+++ LISTING
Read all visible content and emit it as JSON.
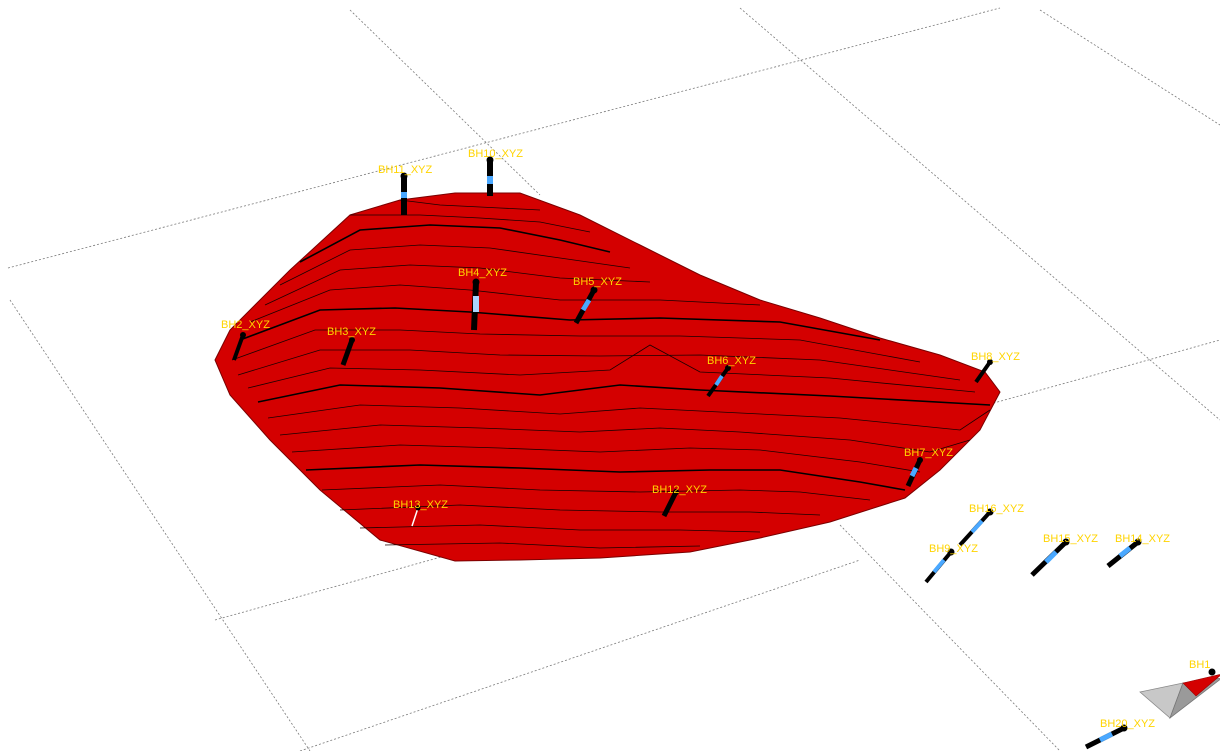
{
  "scene": {
    "surface_color": "#d40000",
    "label_color": "#ffd400",
    "borehole_colors": [
      "#000000",
      "#4aa8ff",
      "#ffffff"
    ]
  },
  "boreholes": [
    {
      "id": "bh11",
      "label": "BH11_XYZ"
    },
    {
      "id": "bh10",
      "label": "BH10_XYZ"
    },
    {
      "id": "bh4",
      "label": "BH4_XYZ"
    },
    {
      "id": "bh5",
      "label": "BH5_XYZ"
    },
    {
      "id": "bh2",
      "label": "BH2_XYZ"
    },
    {
      "id": "bh3",
      "label": "BH3_XYZ"
    },
    {
      "id": "bh6",
      "label": "BH6_XYZ"
    },
    {
      "id": "bh8",
      "label": "BH8_XYZ"
    },
    {
      "id": "bh7",
      "label": "BH7_XYZ"
    },
    {
      "id": "bh12",
      "label": "BH12_XYZ"
    },
    {
      "id": "bh13",
      "label": "BH13_XYZ"
    },
    {
      "id": "bh16",
      "label": "BH16_XYZ"
    },
    {
      "id": "bh9",
      "label": "BH9_XYZ"
    },
    {
      "id": "bh15",
      "label": "BH15_XYZ"
    },
    {
      "id": "bh14",
      "label": "BH14_XYZ"
    },
    {
      "id": "bh17",
      "label": "BH1"
    },
    {
      "id": "bh20",
      "label": "BH20_XYZ"
    }
  ]
}
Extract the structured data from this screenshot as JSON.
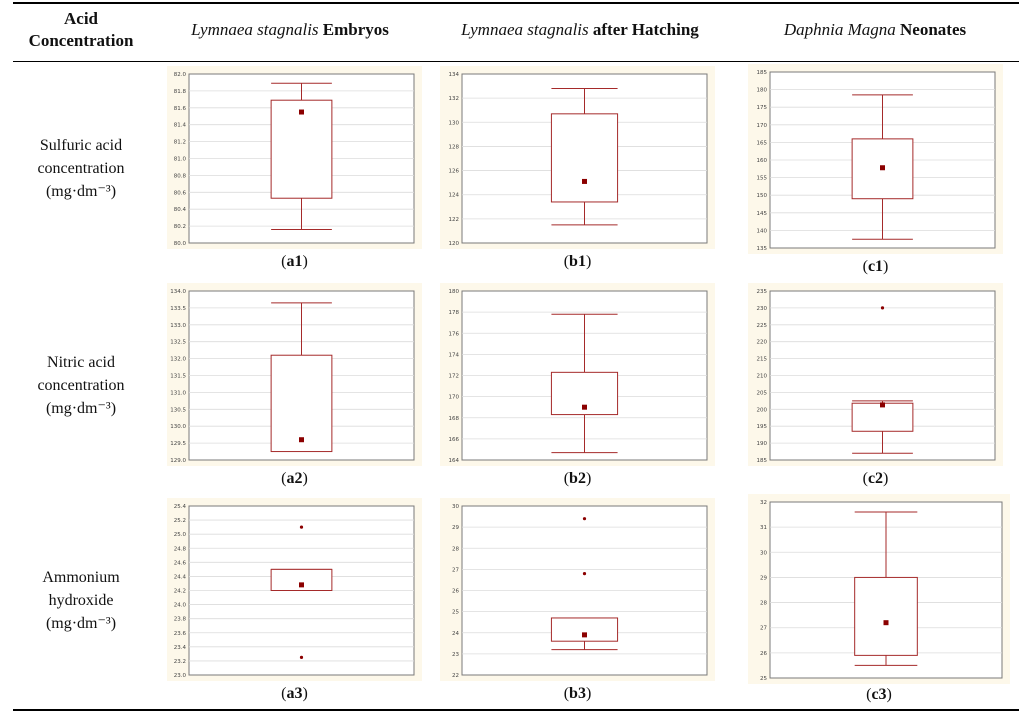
{
  "header": {
    "col0": "Acid Concentration",
    "col1_species": "Lymnaea stagnalis",
    "col1_suffix": " Embryos",
    "col2_species": "Lymnaea stagnalis",
    "col2_suffix": " after Hatching",
    "col3_species": "Daphnia Magna",
    "col3_suffix": " Neonates"
  },
  "rows": [
    {
      "line1": "Sulfuric acid",
      "line2": "concentration",
      "unit": "(mg·dm⁻³)"
    },
    {
      "line1": "Nitric acid",
      "line2": "concentration",
      "unit": "(mg·dm⁻³)"
    },
    {
      "line1": "Ammonium",
      "line2": "hydroxide",
      "unit": "(mg·dm⁻³)"
    }
  ],
  "colors": {
    "box": "#a52a2a",
    "median": "#8b0000",
    "grid": "#dcdcdc",
    "panel_bg": "#fdf8ea"
  },
  "chart_data": [
    {
      "id": "a1",
      "caption_letter": "a",
      "caption_num": "1",
      "type": "box",
      "ylim": [
        80.0,
        82.0
      ],
      "yticks": [
        "80.0",
        "80.2",
        "80.4",
        "80.6",
        "80.8",
        "81.0",
        "81.2",
        "81.4",
        "81.6",
        "81.8",
        "82.0"
      ],
      "whisker_low": 80.16,
      "q1": 80.53,
      "median": 81.55,
      "q3": 81.69,
      "whisker_high": 81.89,
      "outliers": []
    },
    {
      "id": "b1",
      "caption_letter": "b",
      "caption_num": "1",
      "type": "box",
      "ylim": [
        120,
        134
      ],
      "yticks": [
        "120",
        "122",
        "124",
        "126",
        "128",
        "130",
        "132",
        "134"
      ],
      "whisker_low": 121.5,
      "q1": 123.4,
      "median": 125.1,
      "q3": 130.7,
      "whisker_high": 132.8,
      "outliers": []
    },
    {
      "id": "c1",
      "caption_letter": "c",
      "caption_num": "1",
      "type": "box",
      "ylim": [
        135,
        185
      ],
      "yticks": [
        "135",
        "140",
        "145",
        "150",
        "155",
        "160",
        "165",
        "170",
        "175",
        "180",
        "185"
      ],
      "whisker_low": 137.5,
      "q1": 149.0,
      "median": 157.8,
      "q3": 166.0,
      "whisker_high": 178.5,
      "outliers": []
    },
    {
      "id": "a2",
      "caption_letter": "a",
      "caption_num": "2",
      "type": "box",
      "ylim": [
        129.0,
        134.0
      ],
      "yticks": [
        "129.0",
        "129.5",
        "130.0",
        "130.5",
        "131.0",
        "131.5",
        "132.0",
        "132.5",
        "133.0",
        "133.5",
        "134.0"
      ],
      "whisker_low": 129.25,
      "q1": 129.25,
      "median": 129.6,
      "q3": 132.1,
      "whisker_high": 133.65,
      "outliers": []
    },
    {
      "id": "b2",
      "caption_letter": "b",
      "caption_num": "2",
      "type": "box",
      "ylim": [
        164,
        180
      ],
      "yticks": [
        "164",
        "166",
        "168",
        "170",
        "172",
        "174",
        "176",
        "178",
        "180"
      ],
      "whisker_low": 164.7,
      "q1": 168.3,
      "median": 169.0,
      "q3": 172.3,
      "whisker_high": 177.8,
      "outliers": []
    },
    {
      "id": "c2",
      "caption_letter": "c",
      "caption_num": "2",
      "type": "box",
      "ylim": [
        185,
        235
      ],
      "yticks": [
        "185",
        "190",
        "195",
        "200",
        "205",
        "210",
        "215",
        "220",
        "225",
        "230",
        "235"
      ],
      "whisker_low": 187.0,
      "q1": 193.5,
      "median": 201.3,
      "q3": 201.8,
      "whisker_high": 202.5,
      "outliers": [
        230.0
      ]
    },
    {
      "id": "a3",
      "caption_letter": "a",
      "caption_num": "3",
      "type": "box",
      "ylim": [
        23.0,
        25.4
      ],
      "yticks": [
        "23.0",
        "23.2",
        "23.4",
        "23.6",
        "23.8",
        "24.0",
        "24.2",
        "24.4",
        "24.6",
        "24.8",
        "25.0",
        "25.2",
        "25.4"
      ],
      "whisker_low": 24.2,
      "q1": 24.2,
      "median": 24.28,
      "q3": 24.5,
      "whisker_high": 24.5,
      "outliers": [
        25.1,
        23.25
      ]
    },
    {
      "id": "b3",
      "caption_letter": "b",
      "caption_num": "3",
      "type": "box",
      "ylim": [
        22,
        30
      ],
      "yticks": [
        "22",
        "23",
        "24",
        "25",
        "26",
        "27",
        "28",
        "29",
        "30"
      ],
      "whisker_low": 23.2,
      "q1": 23.6,
      "median": 23.9,
      "q3": 24.7,
      "whisker_high": 24.7,
      "outliers": [
        26.8,
        29.4
      ]
    },
    {
      "id": "c3",
      "caption_letter": "c",
      "caption_num": "3",
      "type": "box",
      "ylim": [
        25,
        32
      ],
      "yticks": [
        "25",
        "26",
        "27",
        "28",
        "29",
        "30",
        "31",
        "32"
      ],
      "whisker_low": 25.5,
      "q1": 25.9,
      "median": 27.2,
      "q3": 29.0,
      "whisker_high": 31.6,
      "outliers": []
    }
  ]
}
++++++
STATED GOAL: Can you retype every record above exactly, leaving out the pictures?

COMPLETE ANSWER:
Read all visible content and emit it as JSON.
{
  "scene": {
    "surface_color": "#d40000",
    "label_color": "#ffd400",
    "borehole_colors": [
      "#000000",
      "#4aa8ff",
      "#ffffff"
    ]
  },
  "boreholes": [
    {
      "id": "bh11",
      "label": "BH11_XYZ"
    },
    {
      "id": "bh10",
      "label": "BH10_XYZ"
    },
    {
      "id": "bh4",
      "label": "BH4_XYZ"
    },
    {
      "id": "bh5",
      "label": "BH5_XYZ"
    },
    {
      "id": "bh2",
      "label": "BH2_XYZ"
    },
    {
      "id": "bh3",
      "label": "BH3_XYZ"
    },
    {
      "id": "bh6",
      "label": "BH6_XYZ"
    },
    {
      "id": "bh8",
      "label": "BH8_XYZ"
    },
    {
      "id": "bh7",
      "label": "BH7_XYZ"
    },
    {
      "id": "bh12",
      "label": "BH12_XYZ"
    },
    {
      "id": "bh13",
      "label": "BH13_XYZ"
    },
    {
      "id": "bh16",
      "label": "BH16_XYZ"
    },
    {
      "id": "bh9",
      "label": "BH9_XYZ"
    },
    {
      "id": "bh15",
      "label": "BH15_XYZ"
    },
    {
      "id": "bh14",
      "label": "BH14_XYZ"
    },
    {
      "id": "bh17",
      "label": "BH1"
    },
    {
      "id": "bh20",
      "label": "BH20_XYZ"
    }
  ]
}
Extract the structured data from this screenshot as JSON.
{
  "header": {
    "col0": "Acid Concentration",
    "col1_species": "Lymnaea stagnalis",
    "col1_suffix": " Embryos",
    "col2_species": "Lymnaea stagnalis",
    "col2_suffix": " after Hatching",
    "col3_species": "Daphnia Magna",
    "col3_suffix": " Neonates"
  },
  "rows": [
    {
      "line1": "Sulfuric acid",
      "line2": "concentration",
      "unit": "(mg·dm⁻³)"
    },
    {
      "line1": "Nitric acid",
      "line2": "concentration",
      "unit": "(mg·dm⁻³)"
    },
    {
      "line1": "Ammonium",
      "line2": "hydroxide",
      "unit": "(mg·dm⁻³)"
    }
  ],
  "colors": {
    "box": "#a52a2a",
    "median": "#8b0000",
    "grid": "#dcdcdc",
    "panel_bg": "#fdf8ea"
  },
  "chart_data": [
    {
      "id": "a1",
      "caption_letter": "a",
      "caption_num": "1",
      "type": "box",
      "ylim": [
        80.0,
        82.0
      ],
      "yticks": [
        "80.0",
        "80.2",
        "80.4",
        "80.6",
        "80.8",
        "81.0",
        "81.2",
        "81.4",
        "81.6",
        "81.8",
        "82.0"
      ],
      "whisker_low": 80.16,
      "q1": 80.53,
      "median": 81.55,
      "q3": 81.69,
      "whisker_high": 81.89,
      "outliers": []
    },
    {
      "id": "b1",
      "caption_letter": "b",
      "caption_num": "1",
      "type": "box",
      "ylim": [
        120,
        134
      ],
      "yticks": [
        "120",
        "122",
        "124",
        "126",
        "128",
        "130",
        "132",
        "134"
      ],
      "whisker_low": 121.5,
      "q1": 123.4,
      "median": 125.1,
      "q3": 130.7,
      "whisker_high": 132.8,
      "outliers": []
    },
    {
      "id": "c1",
      "caption_letter": "c",
      "caption_num": "1",
      "type": "box",
      "ylim": [
        135,
        185
      ],
      "yticks": [
        "135",
        "140",
        "145",
        "150",
        "155",
        "160",
        "165",
        "170",
        "175",
        "180",
        "185"
      ],
      "whisker_low": 137.5,
      "q1": 149.0,
      "median": 157.8,
      "q3": 166.0,
      "whisker_high": 178.5,
      "outliers": []
    },
    {
      "id": "a2",
      "caption_letter": "a",
      "caption_num": "2",
      "type": "box",
      "ylim": [
        129.0,
        134.0
      ],
      "yticks": [
        "129.0",
        "129.5",
        "130.0",
        "130.5",
        "131.0",
        "131.5",
        "132.0",
        "132.5",
        "133.0",
        "133.5",
        "134.0"
      ],
      "whisker_low": 129.25,
      "q1": 129.25,
      "median": 129.6,
      "q3": 132.1,
      "whisker_high": 133.65,
      "outliers": []
    },
    {
      "id": "b2",
      "caption_letter": "b",
      "caption_num": "2",
      "type": "box",
      "ylim": [
        164,
        180
      ],
      "yticks": [
        "164",
        "166",
        "168",
        "170",
        "172",
        "174",
        "176",
        "178",
        "180"
      ],
      "whisker_low": 164.7,
      "q1": 168.3,
      "median": 169.0,
      "q3": 172.3,
      "whisker_high": 177.8,
      "outliers": []
    },
    {
      "id": "c2",
      "caption_letter": "c",
      "caption_num": "2",
      "type": "box",
      "ylim": [
        185,
        235
      ],
      "yticks": [
        "185",
        "190",
        "195",
        "200",
        "205",
        "210",
        "215",
        "220",
        "225",
        "230",
        "235"
      ],
      "whisker_low": 187.0,
      "q1": 193.5,
      "median": 201.3,
      "q3": 201.8,
      "whisker_high": 202.5,
      "outliers": [
        230.0
      ]
    },
    {
      "id": "a3",
      "caption_letter": "a",
      "caption_num": "3",
      "type": "box",
      "ylim": [
        23.0,
        25.4
      ],
      "yticks": [
        "23.0",
        "23.2",
        "23.4",
        "23.6",
        "23.8",
        "24.0",
        "24.2",
        "24.4",
        "24.6",
        "24.8",
        "25.0",
        "25.2",
        "25.4"
      ],
      "whisker_low": 24.2,
      "q1": 24.2,
      "median": 24.28,
      "q3": 24.5,
      "whisker_high": 24.5,
      "outliers": [
        25.1,
        23.25
      ]
    },
    {
      "id": "b3",
      "caption_letter": "b",
      "caption_num": "3",
      "type": "box",
      "ylim": [
        22,
        30
      ],
      "yticks": [
        "22",
        "23",
        "24",
        "25",
        "26",
        "27",
        "28",
        "29",
        "30"
      ],
      "whisker_low": 23.2,
      "q1": 23.6,
      "median": 23.9,
      "q3": 24.7,
      "whisker_high": 24.7,
      "outliers": [
        26.8,
        29.4
      ]
    },
    {
      "id": "c3",
      "caption_letter": "c",
      "caption_num": "3",
      "type": "box",
      "ylim": [
        25,
        32
      ],
      "yticks": [
        "25",
        "26",
        "27",
        "28",
        "29",
        "30",
        "31",
        "32"
      ],
      "whisker_low": 25.5,
      "q1": 25.9,
      "median": 27.2,
      "q3": 29.0,
      "whisker_high": 31.6,
      "outliers": []
    }
  ]
}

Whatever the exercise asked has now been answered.